§ Records about charts and figures

*****

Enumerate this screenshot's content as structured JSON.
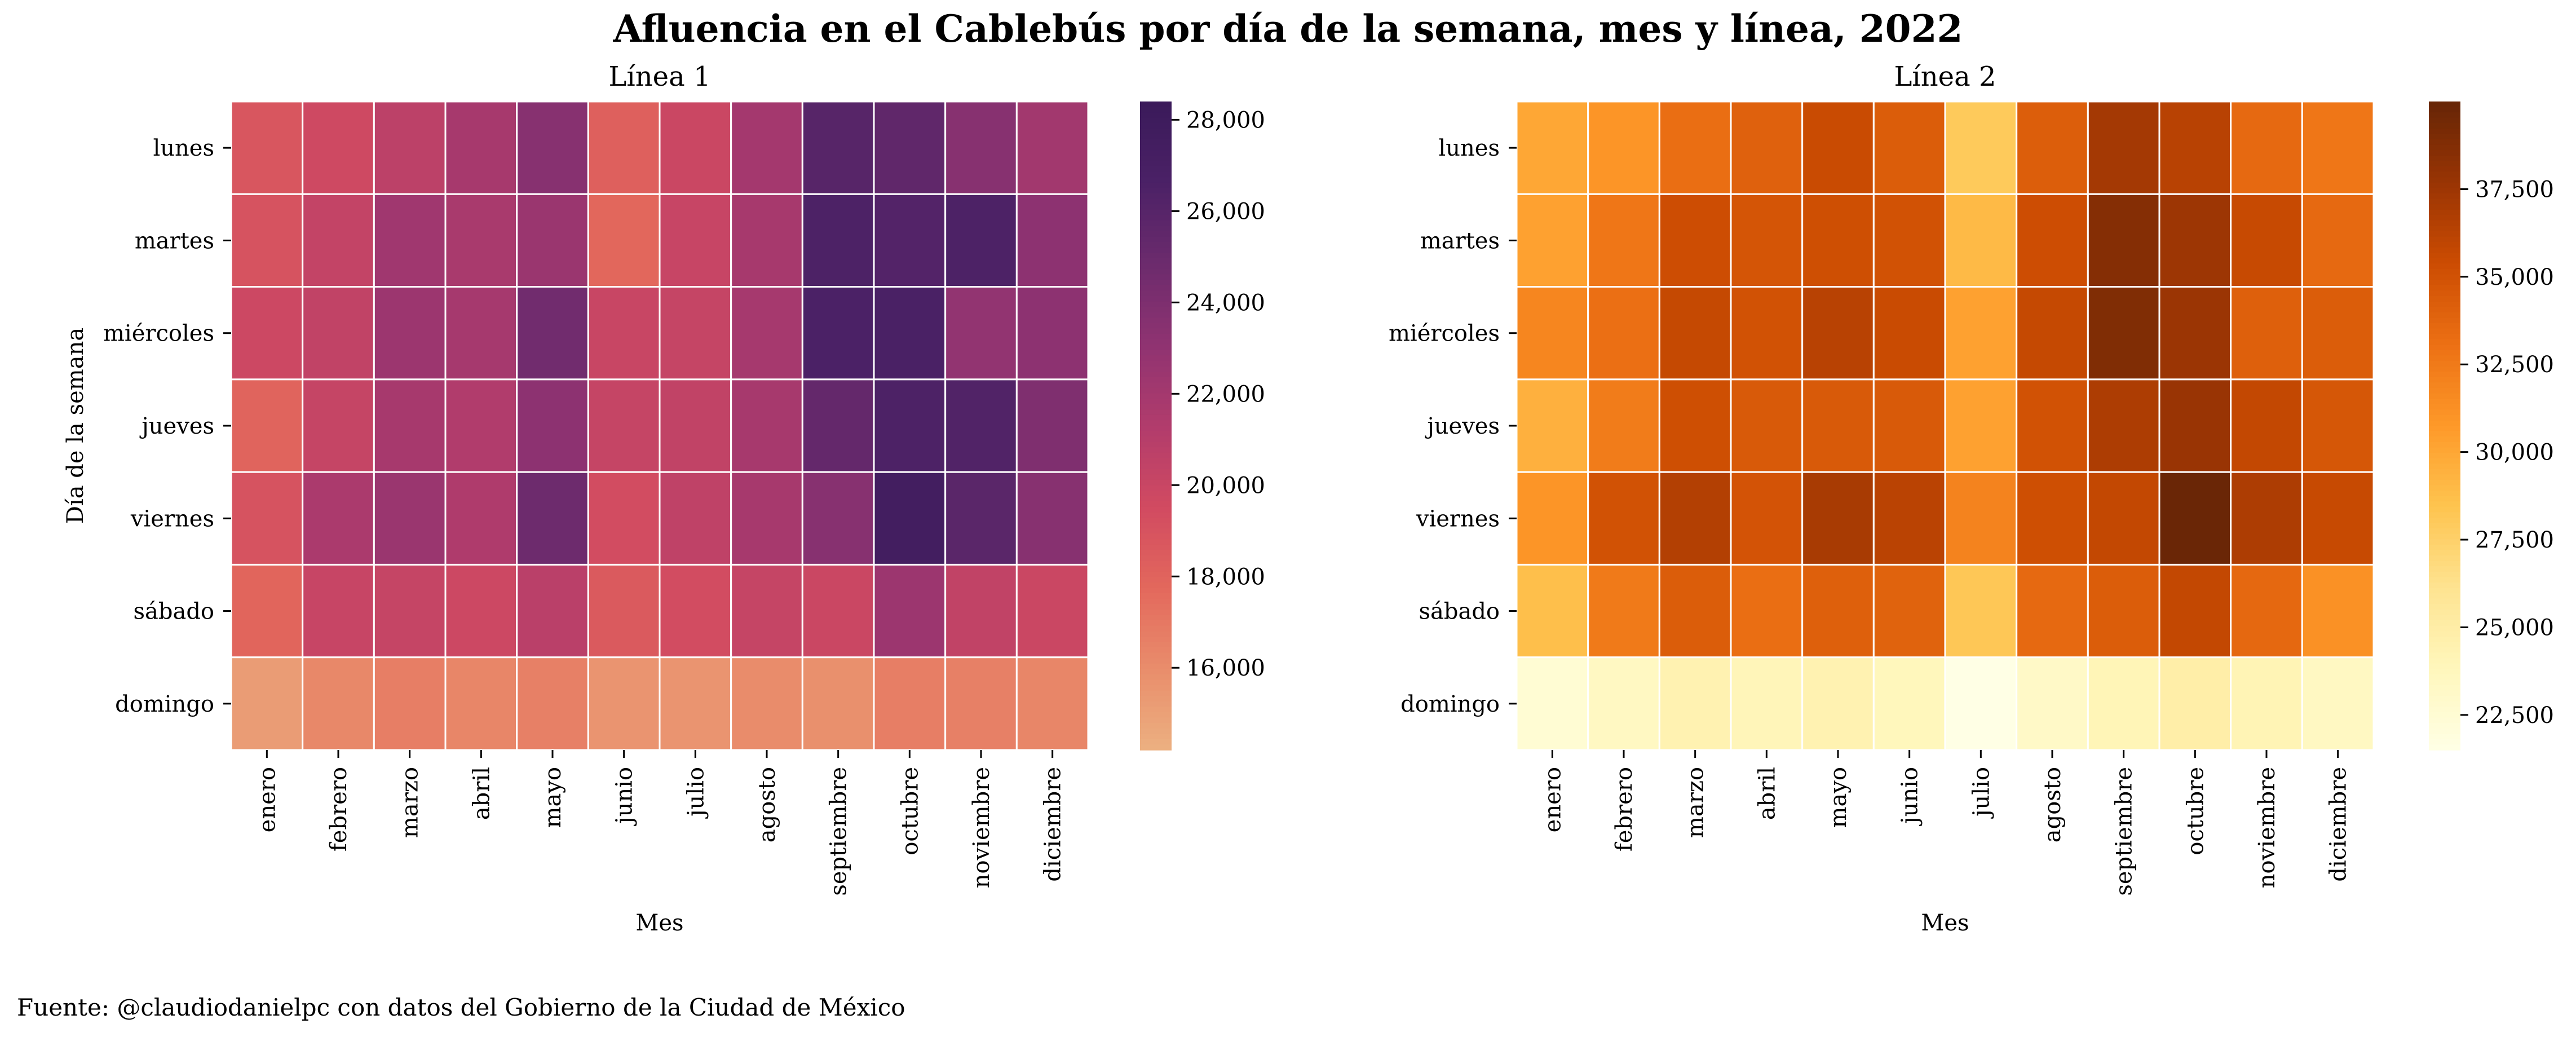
{
  "title": "Afluencia en el Cablebús por día de la semana, mes y línea, 2022",
  "source": "Fuente: @claudiodanielpc con datos del Gobierno de la Ciudad de México",
  "colors": {
    "cell_border": "#ffffff"
  },
  "chart_data": [
    {
      "type": "heatmap",
      "title": "Línea 1",
      "xlabel": "Mes",
      "ylabel": "Día de la semana",
      "colormap": "flare",
      "x_categories": [
        "enero",
        "febrero",
        "marzo",
        "abril",
        "mayo",
        "junio",
        "julio",
        "agosto",
        "septiembre",
        "octubre",
        "noviembre",
        "diciembre"
      ],
      "y_categories": [
        "lunes",
        "martes",
        "miércoles",
        "jueves",
        "viernes",
        "sábado",
        "domingo"
      ],
      "colorbar_range": [
        14200,
        28400
      ],
      "colorbar_ticks": [
        16000,
        18000,
        20000,
        22000,
        24000,
        26000,
        28000
      ],
      "colorbar_tick_labels": [
        "16,000",
        "18,000",
        "20,000",
        "22,000",
        "24,000",
        "26,000",
        "28,000"
      ],
      "values": [
        [
          18800,
          19700,
          20700,
          21800,
          23500,
          18200,
          19900,
          22000,
          26000,
          25500,
          23500,
          22100
        ],
        [
          19000,
          20300,
          22200,
          21700,
          22500,
          17800,
          20100,
          21800,
          26500,
          26200,
          26500,
          23200
        ],
        [
          19800,
          20400,
          22400,
          21900,
          24600,
          20000,
          20200,
          21900,
          26600,
          26700,
          22900,
          23200
        ],
        [
          18000,
          20200,
          21800,
          21300,
          23200,
          20200,
          20400,
          21800,
          25300,
          26500,
          26300,
          23900
        ],
        [
          19000,
          21600,
          22500,
          21400,
          24800,
          19400,
          20500,
          21800,
          23500,
          27500,
          25800,
          23500
        ],
        [
          17900,
          20100,
          20200,
          19800,
          20800,
          18600,
          19400,
          20200,
          19900,
          22400,
          20400,
          19900
        ],
        [
          15200,
          16200,
          16700,
          16300,
          16600,
          15600,
          15600,
          16000,
          15800,
          16700,
          16600,
          16300
        ]
      ]
    },
    {
      "type": "heatmap",
      "title": "Línea 2",
      "xlabel": "Mes",
      "ylabel": "",
      "colormap": "YlOrBr",
      "x_categories": [
        "enero",
        "febrero",
        "marzo",
        "abril",
        "mayo",
        "junio",
        "julio",
        "agosto",
        "septiembre",
        "octubre",
        "noviembre",
        "diciembre"
      ],
      "y_categories": [
        "lunes",
        "martes",
        "miércoles",
        "jueves",
        "viernes",
        "sábado",
        "domingo"
      ],
      "colorbar_range": [
        21500,
        40000
      ],
      "colorbar_ticks": [
        22500,
        25000,
        27500,
        30000,
        32500,
        35000,
        37500
      ],
      "colorbar_tick_labels": [
        "22,500",
        "25,000",
        "27,500",
        "30,000",
        "32,500",
        "35,000",
        "37,500"
      ],
      "values": [
        [
          30000,
          31000,
          33200,
          34000,
          35500,
          34300,
          28000,
          34200,
          37200,
          36300,
          33500,
          32700
        ],
        [
          30300,
          32700,
          35300,
          34800,
          35200,
          35000,
          29000,
          35300,
          38600,
          37500,
          35600,
          33500
        ],
        [
          31800,
          33100,
          35700,
          35000,
          36300,
          35500,
          30300,
          35700,
          38800,
          37600,
          34100,
          34300
        ],
        [
          29500,
          32400,
          35200,
          34500,
          34500,
          34500,
          30300,
          35000,
          36800,
          37700,
          35800,
          34700
        ],
        [
          31000,
          35000,
          36500,
          34900,
          37000,
          36200,
          32000,
          35200,
          35800,
          39800,
          36800,
          35600
        ],
        [
          28700,
          32500,
          34300,
          33200,
          34100,
          33900,
          28200,
          33500,
          34300,
          35800,
          33600,
          31200
        ],
        [
          22500,
          23500,
          24400,
          24000,
          24400,
          23800,
          21500,
          23200,
          24100,
          24900,
          24200,
          23500
        ]
      ]
    }
  ]
}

*****

Every line of the material is to be quoted exactly, with no pictures carried over.

Enumerate this screenshot's content as structured JSON.
{
  "title": "Afluencia en el Cablebús por día de la semana, mes y línea, 2022",
  "source": "Fuente: @claudiodanielpc con datos del Gobierno de la Ciudad de México",
  "colors": {
    "cell_border": "#ffffff"
  },
  "chart_data": [
    {
      "type": "heatmap",
      "title": "Línea 1",
      "xlabel": "Mes",
      "ylabel": "Día de la semana",
      "colormap": "flare",
      "x_categories": [
        "enero",
        "febrero",
        "marzo",
        "abril",
        "mayo",
        "junio",
        "julio",
        "agosto",
        "septiembre",
        "octubre",
        "noviembre",
        "diciembre"
      ],
      "y_categories": [
        "lunes",
        "martes",
        "miércoles",
        "jueves",
        "viernes",
        "sábado",
        "domingo"
      ],
      "colorbar_range": [
        14200,
        28400
      ],
      "colorbar_ticks": [
        16000,
        18000,
        20000,
        22000,
        24000,
        26000,
        28000
      ],
      "colorbar_tick_labels": [
        "16,000",
        "18,000",
        "20,000",
        "22,000",
        "24,000",
        "26,000",
        "28,000"
      ],
      "values": [
        [
          18800,
          19700,
          20700,
          21800,
          23500,
          18200,
          19900,
          22000,
          26000,
          25500,
          23500,
          22100
        ],
        [
          19000,
          20300,
          22200,
          21700,
          22500,
          17800,
          20100,
          21800,
          26500,
          26200,
          26500,
          23200
        ],
        [
          19800,
          20400,
          22400,
          21900,
          24600,
          20000,
          20200,
          21900,
          26600,
          26700,
          22900,
          23200
        ],
        [
          18000,
          20200,
          21800,
          21300,
          23200,
          20200,
          20400,
          21800,
          25300,
          26500,
          26300,
          23900
        ],
        [
          19000,
          21600,
          22500,
          21400,
          24800,
          19400,
          20500,
          21800,
          23500,
          27500,
          25800,
          23500
        ],
        [
          17900,
          20100,
          20200,
          19800,
          20800,
          18600,
          19400,
          20200,
          19900,
          22400,
          20400,
          19900
        ],
        [
          15200,
          16200,
          16700,
          16300,
          16600,
          15600,
          15600,
          16000,
          15800,
          16700,
          16600,
          16300
        ]
      ]
    },
    {
      "type": "heatmap",
      "title": "Línea 2",
      "xlabel": "Mes",
      "ylabel": "",
      "colormap": "YlOrBr",
      "x_categories": [
        "enero",
        "febrero",
        "marzo",
        "abril",
        "mayo",
        "junio",
        "julio",
        "agosto",
        "septiembre",
        "octubre",
        "noviembre",
        "diciembre"
      ],
      "y_categories": [
        "lunes",
        "martes",
        "miércoles",
        "jueves",
        "viernes",
        "sábado",
        "domingo"
      ],
      "colorbar_range": [
        21500,
        40000
      ],
      "colorbar_ticks": [
        22500,
        25000,
        27500,
        30000,
        32500,
        35000,
        37500
      ],
      "colorbar_tick_labels": [
        "22,500",
        "25,000",
        "27,500",
        "30,000",
        "32,500",
        "35,000",
        "37,500"
      ],
      "values": [
        [
          30000,
          31000,
          33200,
          34000,
          35500,
          34300,
          28000,
          34200,
          37200,
          36300,
          33500,
          32700
        ],
        [
          30300,
          32700,
          35300,
          34800,
          35200,
          35000,
          29000,
          35300,
          38600,
          37500,
          35600,
          33500
        ],
        [
          31800,
          33100,
          35700,
          35000,
          36300,
          35500,
          30300,
          35700,
          38800,
          37600,
          34100,
          34300
        ],
        [
          29500,
          32400,
          35200,
          34500,
          34500,
          34500,
          30300,
          35000,
          36800,
          37700,
          35800,
          34700
        ],
        [
          31000,
          35000,
          36500,
          34900,
          37000,
          36200,
          32000,
          35200,
          35800,
          39800,
          36800,
          35600
        ],
        [
          28700,
          32500,
          34300,
          33200,
          34100,
          33900,
          28200,
          33500,
          34300,
          35800,
          33600,
          31200
        ],
        [
          22500,
          23500,
          24400,
          24000,
          24400,
          23800,
          21500,
          23200,
          24100,
          24900,
          24200,
          23500
        ]
      ]
    }
  ]
}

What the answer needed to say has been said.